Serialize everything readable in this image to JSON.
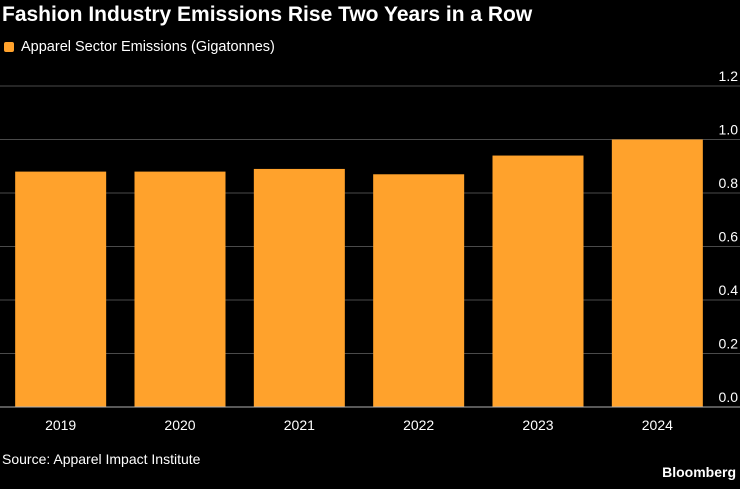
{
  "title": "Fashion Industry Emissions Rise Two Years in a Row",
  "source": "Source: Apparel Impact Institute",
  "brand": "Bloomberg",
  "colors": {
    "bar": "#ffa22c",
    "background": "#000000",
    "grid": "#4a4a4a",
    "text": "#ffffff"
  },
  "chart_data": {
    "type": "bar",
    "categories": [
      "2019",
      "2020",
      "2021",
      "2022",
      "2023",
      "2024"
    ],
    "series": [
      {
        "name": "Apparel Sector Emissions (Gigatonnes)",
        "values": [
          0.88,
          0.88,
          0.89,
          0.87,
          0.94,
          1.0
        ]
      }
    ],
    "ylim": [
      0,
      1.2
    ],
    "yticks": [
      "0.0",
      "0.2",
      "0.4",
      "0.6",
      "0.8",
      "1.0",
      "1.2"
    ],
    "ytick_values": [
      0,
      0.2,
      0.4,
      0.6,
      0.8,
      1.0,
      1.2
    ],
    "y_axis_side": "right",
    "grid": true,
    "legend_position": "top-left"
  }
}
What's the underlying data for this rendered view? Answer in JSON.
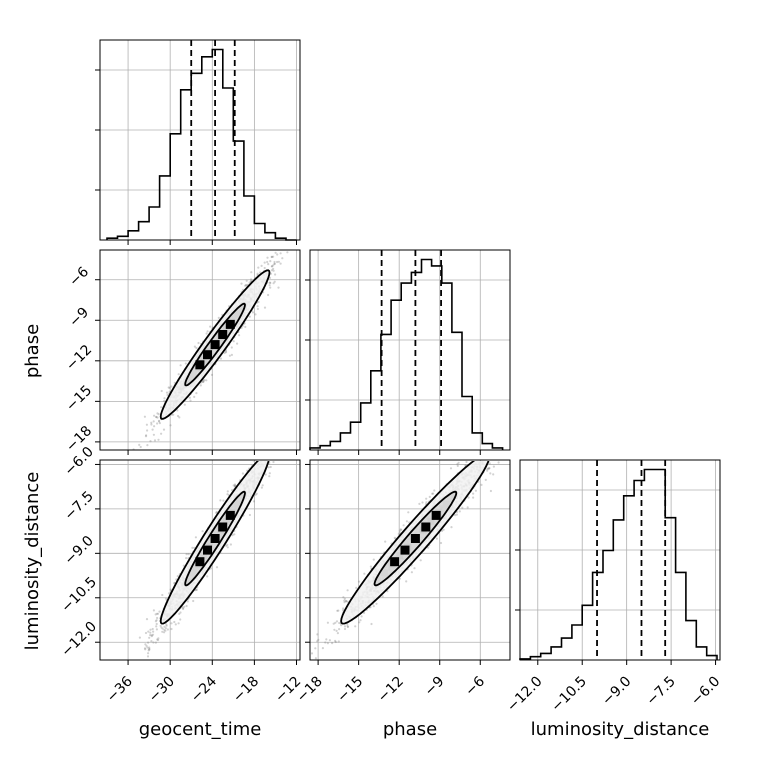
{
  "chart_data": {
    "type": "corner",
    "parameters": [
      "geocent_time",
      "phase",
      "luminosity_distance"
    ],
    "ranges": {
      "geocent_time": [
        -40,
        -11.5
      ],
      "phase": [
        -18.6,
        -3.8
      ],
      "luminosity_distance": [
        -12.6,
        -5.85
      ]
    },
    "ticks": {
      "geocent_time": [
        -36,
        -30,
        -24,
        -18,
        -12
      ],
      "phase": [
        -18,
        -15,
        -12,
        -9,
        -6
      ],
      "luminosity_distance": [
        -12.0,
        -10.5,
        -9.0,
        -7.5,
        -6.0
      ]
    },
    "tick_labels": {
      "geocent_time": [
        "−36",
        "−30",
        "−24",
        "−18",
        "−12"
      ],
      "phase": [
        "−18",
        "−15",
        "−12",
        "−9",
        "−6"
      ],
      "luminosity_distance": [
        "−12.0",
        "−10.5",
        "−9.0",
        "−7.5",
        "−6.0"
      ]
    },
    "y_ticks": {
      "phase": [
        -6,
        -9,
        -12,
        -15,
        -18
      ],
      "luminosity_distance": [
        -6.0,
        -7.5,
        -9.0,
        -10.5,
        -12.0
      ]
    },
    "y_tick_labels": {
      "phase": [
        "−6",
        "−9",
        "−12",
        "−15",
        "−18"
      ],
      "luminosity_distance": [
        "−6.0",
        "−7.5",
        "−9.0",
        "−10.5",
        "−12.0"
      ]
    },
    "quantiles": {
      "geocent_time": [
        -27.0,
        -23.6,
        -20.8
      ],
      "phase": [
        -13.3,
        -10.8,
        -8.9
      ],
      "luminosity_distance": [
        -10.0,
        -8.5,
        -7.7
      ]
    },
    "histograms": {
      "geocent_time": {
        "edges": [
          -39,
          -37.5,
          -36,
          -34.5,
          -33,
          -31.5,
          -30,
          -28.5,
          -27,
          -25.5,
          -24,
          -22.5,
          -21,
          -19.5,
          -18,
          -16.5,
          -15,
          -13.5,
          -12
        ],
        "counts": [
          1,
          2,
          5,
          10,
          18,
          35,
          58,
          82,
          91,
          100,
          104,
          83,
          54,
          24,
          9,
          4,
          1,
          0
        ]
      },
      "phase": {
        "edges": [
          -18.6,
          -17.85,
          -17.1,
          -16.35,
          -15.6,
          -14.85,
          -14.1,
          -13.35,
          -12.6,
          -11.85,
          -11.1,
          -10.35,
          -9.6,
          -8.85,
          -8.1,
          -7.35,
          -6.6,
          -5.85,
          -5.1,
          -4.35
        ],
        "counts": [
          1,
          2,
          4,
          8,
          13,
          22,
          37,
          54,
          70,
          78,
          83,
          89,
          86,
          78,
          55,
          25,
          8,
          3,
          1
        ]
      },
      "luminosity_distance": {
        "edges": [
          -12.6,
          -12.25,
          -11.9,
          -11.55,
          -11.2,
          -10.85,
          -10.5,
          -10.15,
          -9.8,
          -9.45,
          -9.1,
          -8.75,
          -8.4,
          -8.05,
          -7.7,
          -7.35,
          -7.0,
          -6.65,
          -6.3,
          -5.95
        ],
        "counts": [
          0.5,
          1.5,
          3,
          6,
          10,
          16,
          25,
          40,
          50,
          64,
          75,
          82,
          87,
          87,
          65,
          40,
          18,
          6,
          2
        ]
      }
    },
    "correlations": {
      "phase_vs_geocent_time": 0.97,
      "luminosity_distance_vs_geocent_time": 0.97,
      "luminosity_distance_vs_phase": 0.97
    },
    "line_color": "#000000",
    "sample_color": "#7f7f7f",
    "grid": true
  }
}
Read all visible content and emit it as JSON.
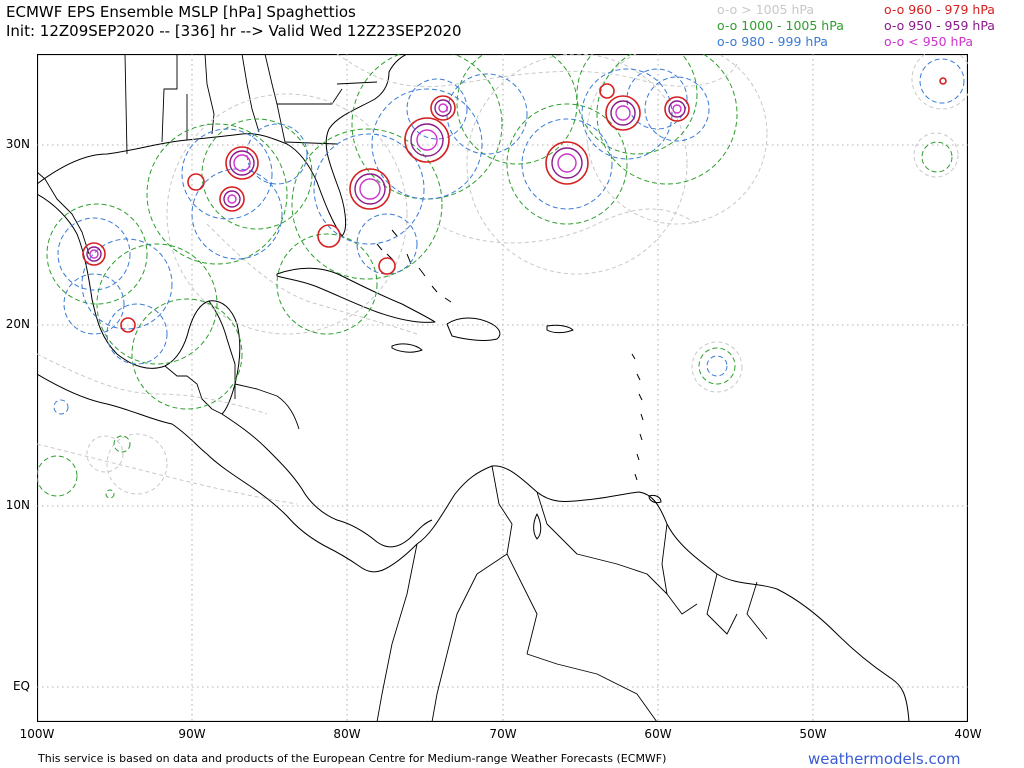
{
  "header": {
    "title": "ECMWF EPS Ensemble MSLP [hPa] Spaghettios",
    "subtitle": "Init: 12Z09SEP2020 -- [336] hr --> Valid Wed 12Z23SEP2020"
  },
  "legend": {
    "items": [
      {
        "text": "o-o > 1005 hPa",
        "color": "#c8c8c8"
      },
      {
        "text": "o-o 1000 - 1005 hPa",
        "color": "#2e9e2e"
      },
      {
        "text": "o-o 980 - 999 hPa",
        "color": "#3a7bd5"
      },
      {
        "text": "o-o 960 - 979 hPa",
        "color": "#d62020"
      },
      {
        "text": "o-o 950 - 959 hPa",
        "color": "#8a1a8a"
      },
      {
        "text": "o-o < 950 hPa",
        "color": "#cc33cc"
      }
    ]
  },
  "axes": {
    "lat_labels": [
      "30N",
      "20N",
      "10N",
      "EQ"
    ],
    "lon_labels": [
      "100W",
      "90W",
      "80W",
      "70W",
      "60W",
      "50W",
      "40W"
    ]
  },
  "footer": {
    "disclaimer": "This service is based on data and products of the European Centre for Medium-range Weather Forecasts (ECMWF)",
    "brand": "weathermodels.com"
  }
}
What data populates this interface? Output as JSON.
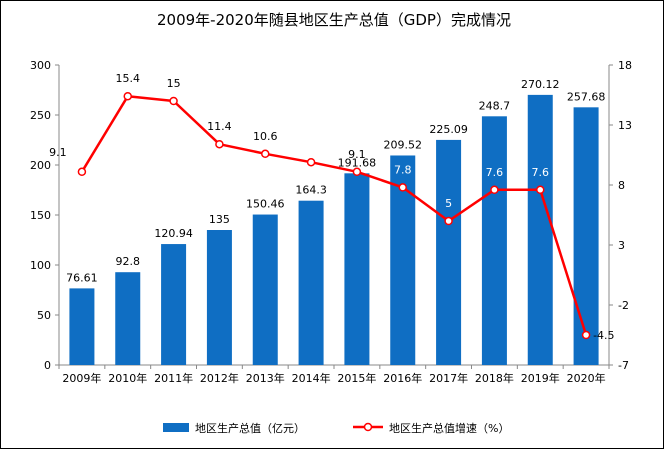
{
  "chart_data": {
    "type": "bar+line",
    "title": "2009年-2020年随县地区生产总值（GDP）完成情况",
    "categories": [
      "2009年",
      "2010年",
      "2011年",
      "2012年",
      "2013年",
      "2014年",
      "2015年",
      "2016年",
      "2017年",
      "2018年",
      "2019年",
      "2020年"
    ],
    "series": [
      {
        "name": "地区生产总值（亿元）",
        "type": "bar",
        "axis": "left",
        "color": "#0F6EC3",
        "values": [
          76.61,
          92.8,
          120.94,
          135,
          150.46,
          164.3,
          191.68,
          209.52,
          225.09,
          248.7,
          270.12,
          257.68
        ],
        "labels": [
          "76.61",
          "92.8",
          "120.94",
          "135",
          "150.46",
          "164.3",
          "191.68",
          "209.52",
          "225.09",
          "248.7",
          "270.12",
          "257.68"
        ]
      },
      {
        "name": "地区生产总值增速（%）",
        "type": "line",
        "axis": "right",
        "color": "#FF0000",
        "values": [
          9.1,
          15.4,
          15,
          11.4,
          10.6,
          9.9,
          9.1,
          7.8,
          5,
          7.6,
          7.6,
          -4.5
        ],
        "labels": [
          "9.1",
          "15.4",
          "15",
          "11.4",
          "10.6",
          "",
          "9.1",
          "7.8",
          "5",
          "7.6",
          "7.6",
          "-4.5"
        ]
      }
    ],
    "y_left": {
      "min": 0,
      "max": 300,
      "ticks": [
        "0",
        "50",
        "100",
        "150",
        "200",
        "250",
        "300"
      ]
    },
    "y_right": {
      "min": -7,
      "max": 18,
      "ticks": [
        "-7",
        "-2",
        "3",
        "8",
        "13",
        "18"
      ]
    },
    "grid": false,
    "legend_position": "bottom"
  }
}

Directions for this task — Your answer should be one number: the count of lines in the data above that include the word "name".

Response to this exercise — 3